Work to do:
Look for the string "this" in every line, and copy each line that has it.

▼

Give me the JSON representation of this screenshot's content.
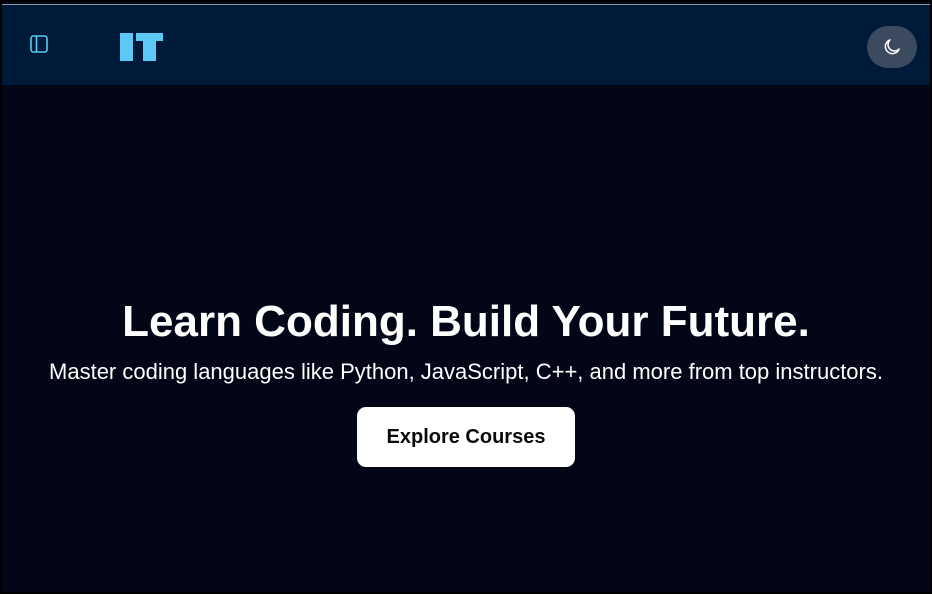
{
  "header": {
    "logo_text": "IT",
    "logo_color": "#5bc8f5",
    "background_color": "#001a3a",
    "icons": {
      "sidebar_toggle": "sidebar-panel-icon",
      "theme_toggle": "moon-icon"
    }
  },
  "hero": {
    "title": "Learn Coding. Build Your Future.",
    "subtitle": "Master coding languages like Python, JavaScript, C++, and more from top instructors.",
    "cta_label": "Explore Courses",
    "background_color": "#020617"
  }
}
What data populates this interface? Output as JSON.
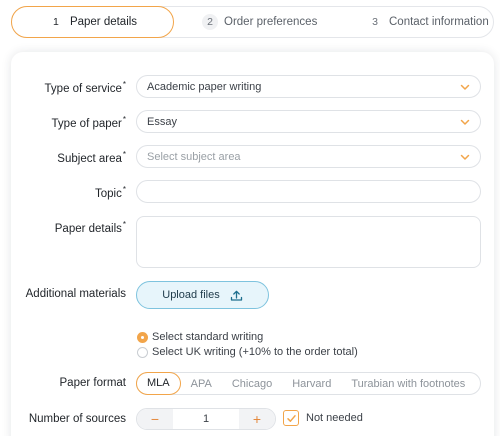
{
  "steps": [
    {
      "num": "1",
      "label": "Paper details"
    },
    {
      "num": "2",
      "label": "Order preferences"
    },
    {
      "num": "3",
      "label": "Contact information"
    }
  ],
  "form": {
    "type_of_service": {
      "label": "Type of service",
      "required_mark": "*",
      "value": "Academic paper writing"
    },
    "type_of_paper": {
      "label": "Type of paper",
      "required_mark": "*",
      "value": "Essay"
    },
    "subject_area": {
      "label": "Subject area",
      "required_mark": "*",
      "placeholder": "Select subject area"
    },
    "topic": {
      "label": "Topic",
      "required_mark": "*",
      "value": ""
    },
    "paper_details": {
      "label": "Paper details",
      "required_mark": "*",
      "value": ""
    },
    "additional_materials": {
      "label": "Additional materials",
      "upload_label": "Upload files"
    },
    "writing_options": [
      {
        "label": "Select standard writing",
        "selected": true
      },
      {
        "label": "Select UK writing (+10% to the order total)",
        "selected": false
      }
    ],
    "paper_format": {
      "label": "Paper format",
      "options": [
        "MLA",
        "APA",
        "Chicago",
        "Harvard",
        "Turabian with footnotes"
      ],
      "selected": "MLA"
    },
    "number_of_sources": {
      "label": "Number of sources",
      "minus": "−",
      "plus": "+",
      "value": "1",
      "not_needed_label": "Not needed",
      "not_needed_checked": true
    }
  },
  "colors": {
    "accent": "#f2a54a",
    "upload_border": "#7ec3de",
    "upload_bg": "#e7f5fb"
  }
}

▲
▼

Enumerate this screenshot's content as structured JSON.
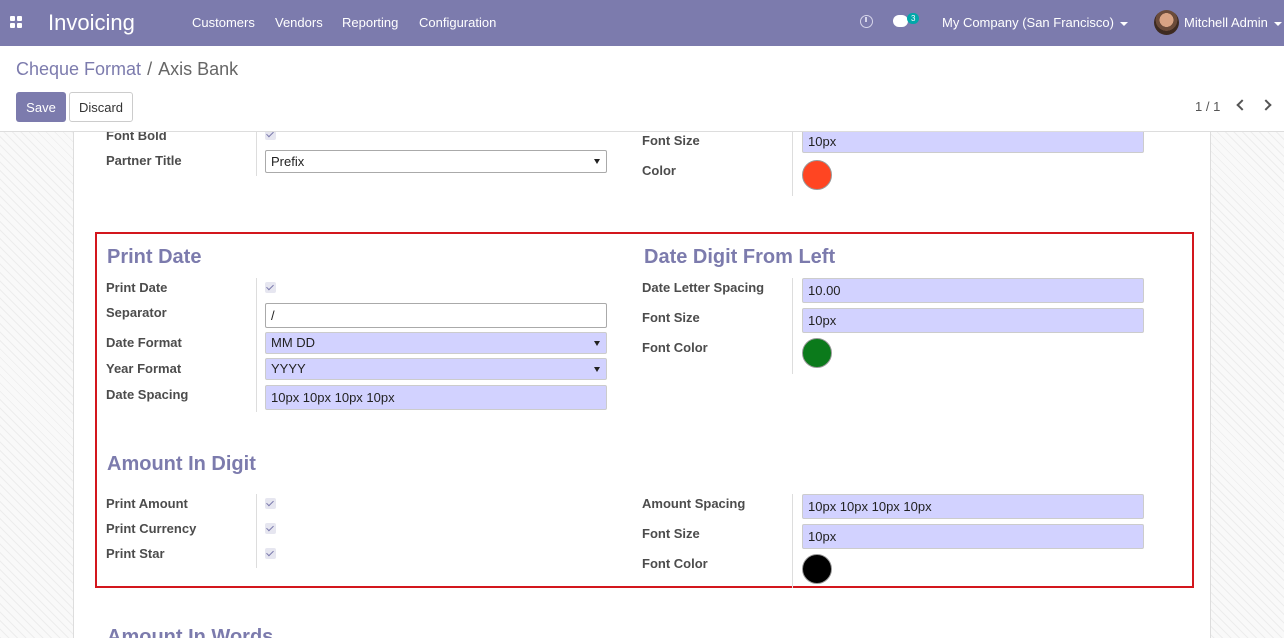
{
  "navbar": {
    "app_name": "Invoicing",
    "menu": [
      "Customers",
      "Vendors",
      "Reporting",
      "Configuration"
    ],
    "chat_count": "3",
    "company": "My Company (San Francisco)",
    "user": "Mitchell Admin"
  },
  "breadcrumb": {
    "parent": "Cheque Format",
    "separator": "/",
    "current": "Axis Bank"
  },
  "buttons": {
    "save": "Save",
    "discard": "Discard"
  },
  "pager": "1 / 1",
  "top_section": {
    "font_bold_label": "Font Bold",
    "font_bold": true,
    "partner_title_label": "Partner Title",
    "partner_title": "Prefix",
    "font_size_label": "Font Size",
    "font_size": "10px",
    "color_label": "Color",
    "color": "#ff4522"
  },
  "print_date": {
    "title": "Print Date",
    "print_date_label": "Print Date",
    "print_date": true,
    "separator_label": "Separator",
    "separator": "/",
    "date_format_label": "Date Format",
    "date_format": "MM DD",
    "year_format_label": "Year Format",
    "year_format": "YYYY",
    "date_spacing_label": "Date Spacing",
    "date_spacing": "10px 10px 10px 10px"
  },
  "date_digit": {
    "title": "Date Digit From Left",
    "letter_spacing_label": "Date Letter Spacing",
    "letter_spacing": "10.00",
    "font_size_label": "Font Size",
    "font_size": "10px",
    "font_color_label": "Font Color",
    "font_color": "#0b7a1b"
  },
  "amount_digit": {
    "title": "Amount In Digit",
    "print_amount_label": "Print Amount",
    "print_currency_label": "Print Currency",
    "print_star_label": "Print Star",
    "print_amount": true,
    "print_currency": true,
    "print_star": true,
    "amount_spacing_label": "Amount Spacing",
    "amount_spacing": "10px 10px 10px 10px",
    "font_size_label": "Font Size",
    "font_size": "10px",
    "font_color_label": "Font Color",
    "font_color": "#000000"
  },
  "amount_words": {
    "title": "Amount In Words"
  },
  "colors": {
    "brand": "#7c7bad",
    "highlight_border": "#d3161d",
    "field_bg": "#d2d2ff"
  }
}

▲
▼

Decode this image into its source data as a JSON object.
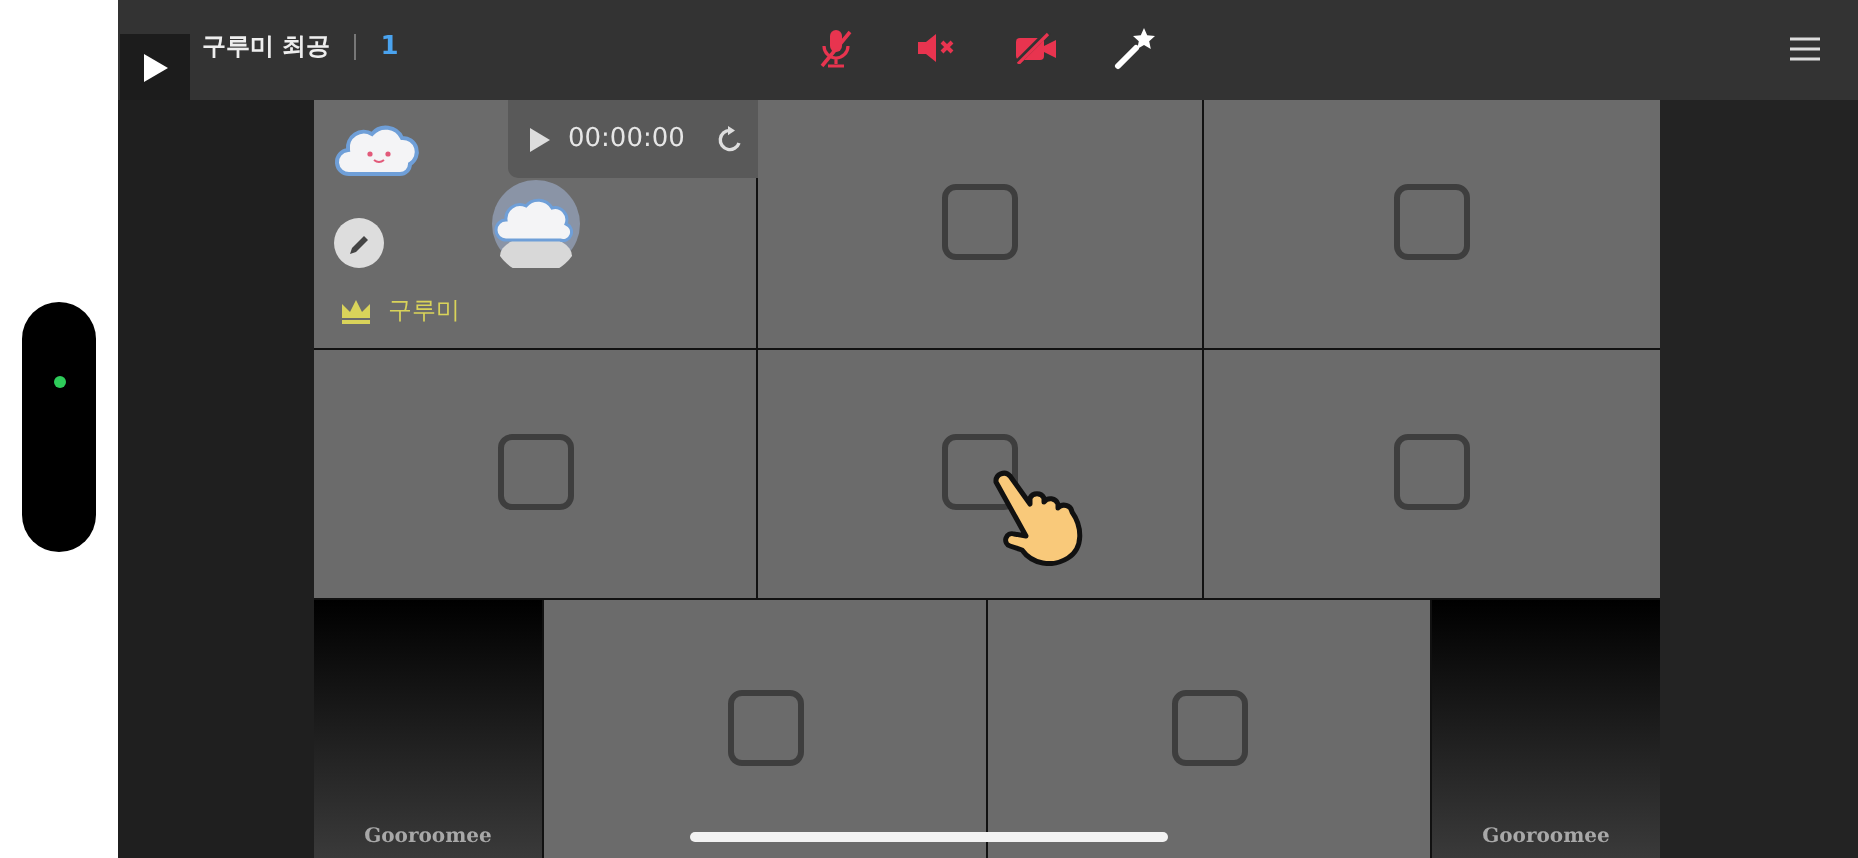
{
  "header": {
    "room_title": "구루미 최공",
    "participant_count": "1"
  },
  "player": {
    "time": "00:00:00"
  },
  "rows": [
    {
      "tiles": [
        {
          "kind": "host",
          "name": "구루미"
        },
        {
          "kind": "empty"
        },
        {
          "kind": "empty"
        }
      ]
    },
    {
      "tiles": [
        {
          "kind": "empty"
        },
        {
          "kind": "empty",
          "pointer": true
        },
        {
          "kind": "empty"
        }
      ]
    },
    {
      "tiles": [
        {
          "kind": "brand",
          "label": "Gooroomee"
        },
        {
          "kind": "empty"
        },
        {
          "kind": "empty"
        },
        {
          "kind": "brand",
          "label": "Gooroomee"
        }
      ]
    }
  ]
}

▲

Answer to the exercise:
Give me the JSON representation of this screenshot's content.
What data populates this interface? Output as JSON.
Enumerate this screenshot's content as structured JSON.
Decode this image into its source data as a JSON object.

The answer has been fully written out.